● To be done: Repeat what the lines below say, word for word, and skip every image.

● Entries supplied:
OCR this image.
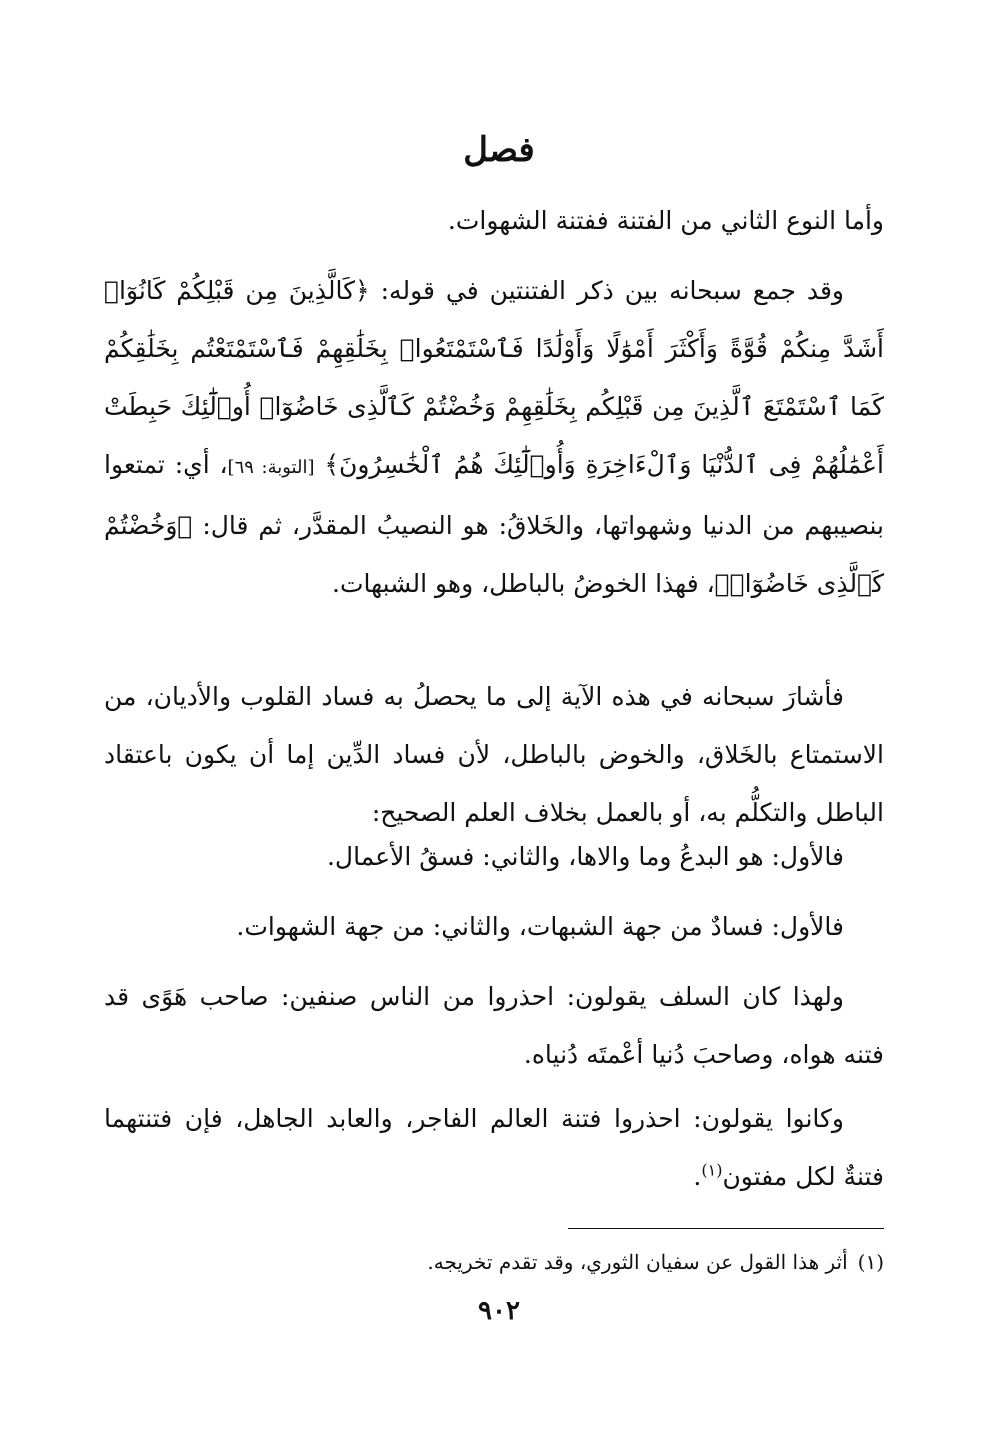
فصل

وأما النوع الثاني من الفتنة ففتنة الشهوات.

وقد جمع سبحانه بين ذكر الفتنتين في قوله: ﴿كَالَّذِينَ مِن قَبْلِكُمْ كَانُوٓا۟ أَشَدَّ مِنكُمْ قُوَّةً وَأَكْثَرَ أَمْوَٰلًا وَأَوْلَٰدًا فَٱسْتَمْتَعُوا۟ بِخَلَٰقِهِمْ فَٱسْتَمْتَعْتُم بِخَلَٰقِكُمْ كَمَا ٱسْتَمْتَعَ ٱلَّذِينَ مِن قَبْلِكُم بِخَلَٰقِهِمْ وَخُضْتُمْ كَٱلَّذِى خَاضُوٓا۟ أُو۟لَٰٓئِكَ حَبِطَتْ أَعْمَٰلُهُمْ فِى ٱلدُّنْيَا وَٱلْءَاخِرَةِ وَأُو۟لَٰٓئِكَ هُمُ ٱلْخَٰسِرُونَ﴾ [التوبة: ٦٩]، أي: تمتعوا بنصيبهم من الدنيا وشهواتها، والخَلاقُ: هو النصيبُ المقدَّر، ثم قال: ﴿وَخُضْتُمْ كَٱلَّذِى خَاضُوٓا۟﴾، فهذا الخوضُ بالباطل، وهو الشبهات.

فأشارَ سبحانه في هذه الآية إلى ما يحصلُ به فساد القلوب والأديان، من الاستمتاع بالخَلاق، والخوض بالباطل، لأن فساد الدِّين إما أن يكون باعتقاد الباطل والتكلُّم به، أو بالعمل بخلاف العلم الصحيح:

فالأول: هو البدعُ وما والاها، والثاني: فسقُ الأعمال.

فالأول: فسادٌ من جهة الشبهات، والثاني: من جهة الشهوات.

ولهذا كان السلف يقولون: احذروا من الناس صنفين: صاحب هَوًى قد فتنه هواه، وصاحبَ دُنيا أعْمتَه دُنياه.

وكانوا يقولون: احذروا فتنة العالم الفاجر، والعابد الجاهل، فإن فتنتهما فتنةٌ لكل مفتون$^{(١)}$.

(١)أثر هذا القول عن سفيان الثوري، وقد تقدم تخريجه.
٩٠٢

● Task result:
OCR this image.
فصل

وأما النوع الثاني من الفتنة ففتنة الشهوات.

وقد جمع سبحانه بين ذكر الفتنتين في قوله: ﴿كَالَّذِينَ مِن قَبْلِكُمْ كَانُوٓا۟ أَشَدَّ مِنكُمْ قُوَّةً وَأَكْثَرَ أَمْوَٰلًا وَأَوْلَٰدًا فَٱسْتَمْتَعُوا۟ بِخَلَٰقِهِمْ فَٱسْتَمْتَعْتُم بِخَلَٰقِكُمْ كَمَا ٱسْتَمْتَعَ ٱلَّذِينَ مِن قَبْلِكُم بِخَلَٰقِهِمْ وَخُضْتُمْ كَٱلَّذِى خَاضُوٓا۟ أُو۟لَٰٓئِكَ حَبِطَتْ أَعْمَٰلُهُمْ فِى ٱلدُّنْيَا وَٱلْءَاخِرَةِ وَأُو۟لَٰٓئِكَ هُمُ ٱلْخَٰسِرُونَ﴾ [التوبة: ٦٩]، أي: تمتعوا بنصيبهم من الدنيا وشهواتها، والخَلاقُ: هو النصيبُ المقدَّر، ثم قال: ﴿وَخُضْتُمْ كَٱلَّذِى خَاضُوٓا۟﴾، فهذا الخوضُ بالباطل، وهو الشبهات.

فأشارَ سبحانه في هذه الآية إلى ما يحصلُ به فساد القلوب والأديان، من الاستمتاع بالخَلاق، والخوض بالباطل، لأن فساد الدِّين إما أن يكون باعتقاد الباطل والتكلُّم به، أو بالعمل بخلاف العلم الصحيح:

فالأول: هو البدعُ وما والاها، والثاني: فسقُ الأعمال.

فالأول: فسادٌ من جهة الشبهات، والثاني: من جهة الشهوات.

ولهذا كان السلف يقولون: احذروا من الناس صنفين: صاحب هَوًى قد فتنه هواه، وصاحبَ دُنيا أعْمتَه دُنياه.

وكانوا يقولون: احذروا فتنة العالم الفاجر، والعابد الجاهل، فإن فتنتهما فتنةٌ لكل مفتون$^{(١)}$.

(١)أثر هذا القول عن سفيان الثوري، وقد تقدم تخريجه.
٩٠٢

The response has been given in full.